===== RAW RECORDS =====

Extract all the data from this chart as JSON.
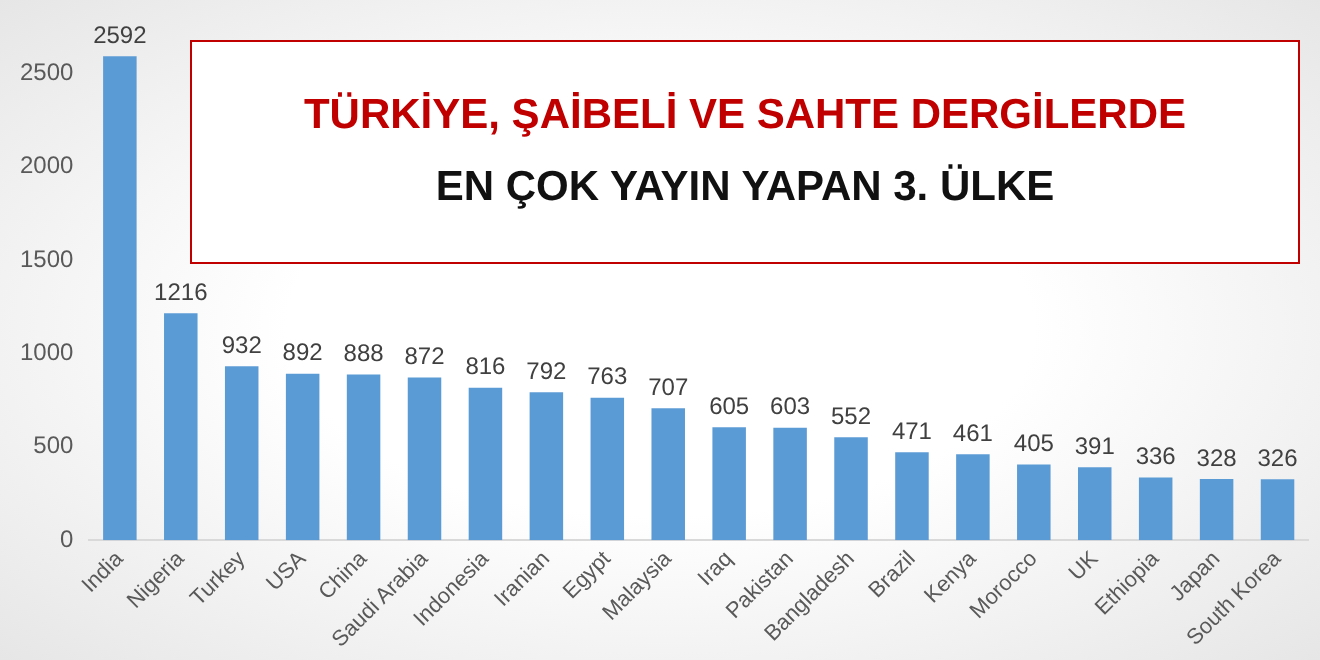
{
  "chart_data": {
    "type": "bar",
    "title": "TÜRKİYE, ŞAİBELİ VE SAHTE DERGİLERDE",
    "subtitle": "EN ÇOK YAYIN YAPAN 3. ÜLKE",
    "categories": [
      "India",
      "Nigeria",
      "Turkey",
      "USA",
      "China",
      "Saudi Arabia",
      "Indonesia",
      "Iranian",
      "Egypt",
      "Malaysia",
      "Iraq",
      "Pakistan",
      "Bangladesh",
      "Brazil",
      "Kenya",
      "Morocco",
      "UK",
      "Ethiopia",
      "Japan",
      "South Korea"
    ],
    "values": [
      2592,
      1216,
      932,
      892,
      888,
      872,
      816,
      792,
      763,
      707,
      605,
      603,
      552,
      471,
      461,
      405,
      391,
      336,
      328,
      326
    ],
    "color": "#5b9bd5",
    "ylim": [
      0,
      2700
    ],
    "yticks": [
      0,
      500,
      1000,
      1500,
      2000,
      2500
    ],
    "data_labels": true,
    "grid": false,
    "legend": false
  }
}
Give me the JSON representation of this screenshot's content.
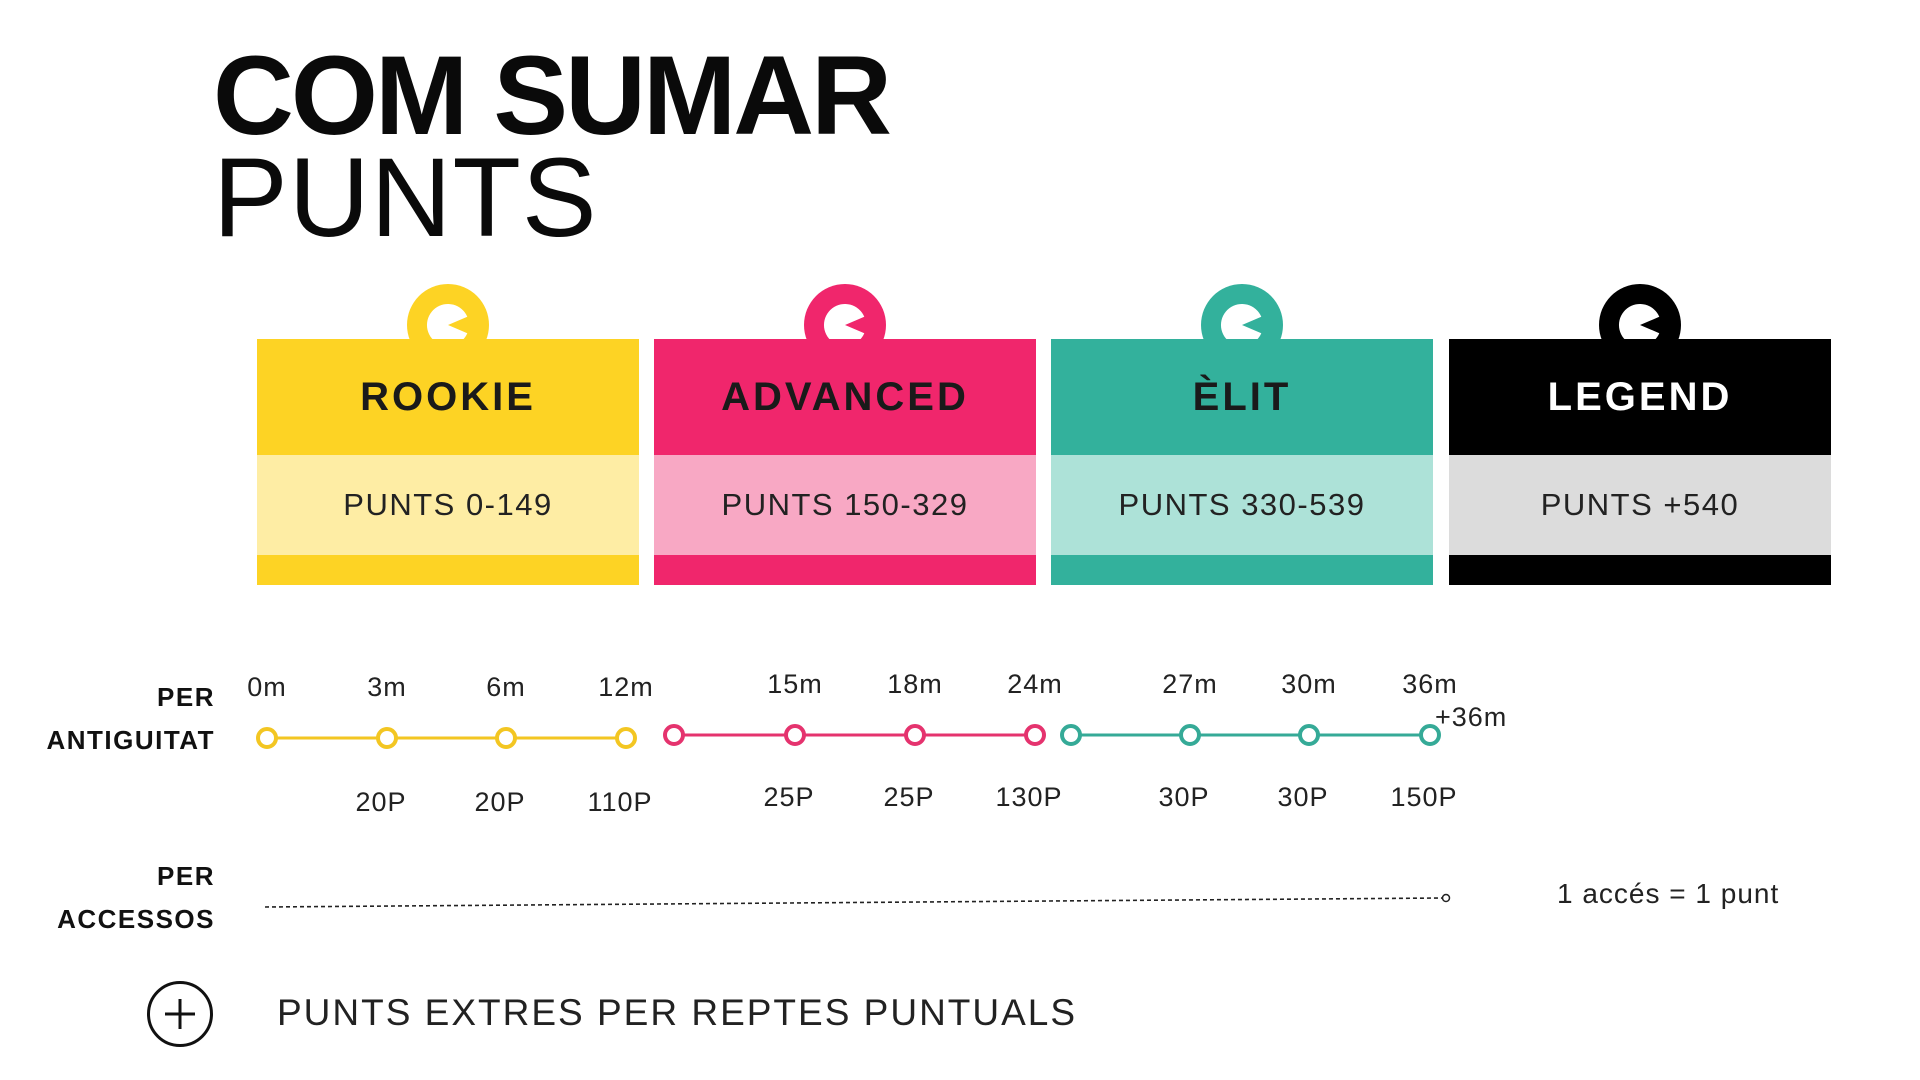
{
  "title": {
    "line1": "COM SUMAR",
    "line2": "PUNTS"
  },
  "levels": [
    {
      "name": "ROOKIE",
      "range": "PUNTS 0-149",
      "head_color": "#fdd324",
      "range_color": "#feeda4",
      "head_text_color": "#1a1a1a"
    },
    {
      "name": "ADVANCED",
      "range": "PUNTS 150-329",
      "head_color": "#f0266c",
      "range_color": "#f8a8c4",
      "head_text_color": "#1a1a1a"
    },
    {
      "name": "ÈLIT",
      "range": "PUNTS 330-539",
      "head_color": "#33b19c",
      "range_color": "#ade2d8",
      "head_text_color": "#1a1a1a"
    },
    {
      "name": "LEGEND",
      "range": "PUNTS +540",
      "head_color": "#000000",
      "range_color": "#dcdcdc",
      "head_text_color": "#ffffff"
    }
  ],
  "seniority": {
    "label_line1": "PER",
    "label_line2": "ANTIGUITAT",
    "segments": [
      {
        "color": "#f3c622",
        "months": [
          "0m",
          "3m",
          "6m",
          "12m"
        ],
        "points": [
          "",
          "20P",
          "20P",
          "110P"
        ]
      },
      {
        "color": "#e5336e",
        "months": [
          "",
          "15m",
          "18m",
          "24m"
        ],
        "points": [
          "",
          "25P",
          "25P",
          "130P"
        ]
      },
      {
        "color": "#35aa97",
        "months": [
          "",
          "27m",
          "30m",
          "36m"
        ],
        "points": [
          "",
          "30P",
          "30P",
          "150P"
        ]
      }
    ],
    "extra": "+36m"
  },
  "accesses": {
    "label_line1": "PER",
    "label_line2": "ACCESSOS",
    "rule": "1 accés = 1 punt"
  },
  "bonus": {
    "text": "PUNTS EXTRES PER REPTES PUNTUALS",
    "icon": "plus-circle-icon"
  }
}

=====

- WRITTEN REQUEST
Copy the records exactly as they appear, excluding images.

- TASK RESPONSE
Extract all the data from this chart as JSON.
{
  "chart_data": {
    "type": "bar",
    "title": "TÜRKİYE, ŞAİBELİ VE SAHTE DERGİLERDE",
    "subtitle": "EN ÇOK YAYIN YAPAN 3. ÜLKE",
    "categories": [
      "India",
      "Nigeria",
      "Turkey",
      "USA",
      "China",
      "Saudi Arabia",
      "Indonesia",
      "Iranian",
      "Egypt",
      "Malaysia",
      "Iraq",
      "Pakistan",
      "Bangladesh",
      "Brazil",
      "Kenya",
      "Morocco",
      "UK",
      "Ethiopia",
      "Japan",
      "South Korea"
    ],
    "values": [
      2592,
      1216,
      932,
      892,
      888,
      872,
      816,
      792,
      763,
      707,
      605,
      603,
      552,
      471,
      461,
      405,
      391,
      336,
      328,
      326
    ],
    "color": "#5b9bd5",
    "ylim": [
      0,
      2700
    ],
    "yticks": [
      0,
      500,
      1000,
      1500,
      2000,
      2500
    ],
    "data_labels": true,
    "grid": false,
    "legend": false
  }
}
Give me the JSON representation of this screenshot's content.
{
  "title": {
    "line1": "COM SUMAR",
    "line2": "PUNTS"
  },
  "levels": [
    {
      "name": "ROOKIE",
      "range": "PUNTS 0-149",
      "head_color": "#fdd324",
      "range_color": "#feeda4",
      "head_text_color": "#1a1a1a"
    },
    {
      "name": "ADVANCED",
      "range": "PUNTS 150-329",
      "head_color": "#f0266c",
      "range_color": "#f8a8c4",
      "head_text_color": "#1a1a1a"
    },
    {
      "name": "ÈLIT",
      "range": "PUNTS 330-539",
      "head_color": "#33b19c",
      "range_color": "#ade2d8",
      "head_text_color": "#1a1a1a"
    },
    {
      "name": "LEGEND",
      "range": "PUNTS +540",
      "head_color": "#000000",
      "range_color": "#dcdcdc",
      "head_text_color": "#ffffff"
    }
  ],
  "seniority": {
    "label_line1": "PER",
    "label_line2": "ANTIGUITAT",
    "segments": [
      {
        "color": "#f3c622",
        "months": [
          "0m",
          "3m",
          "6m",
          "12m"
        ],
        "points": [
          "",
          "20P",
          "20P",
          "110P"
        ]
      },
      {
        "color": "#e5336e",
        "months": [
          "",
          "15m",
          "18m",
          "24m"
        ],
        "points": [
          "",
          "25P",
          "25P",
          "130P"
        ]
      },
      {
        "color": "#35aa97",
        "months": [
          "",
          "27m",
          "30m",
          "36m"
        ],
        "points": [
          "",
          "30P",
          "30P",
          "150P"
        ]
      }
    ],
    "extra": "+36m"
  },
  "accesses": {
    "label_line1": "PER",
    "label_line2": "ACCESSOS",
    "rule": "1 accés = 1 punt"
  },
  "bonus": {
    "text": "PUNTS EXTRES PER REPTES PUNTUALS",
    "icon": "plus-circle-icon"
  }
}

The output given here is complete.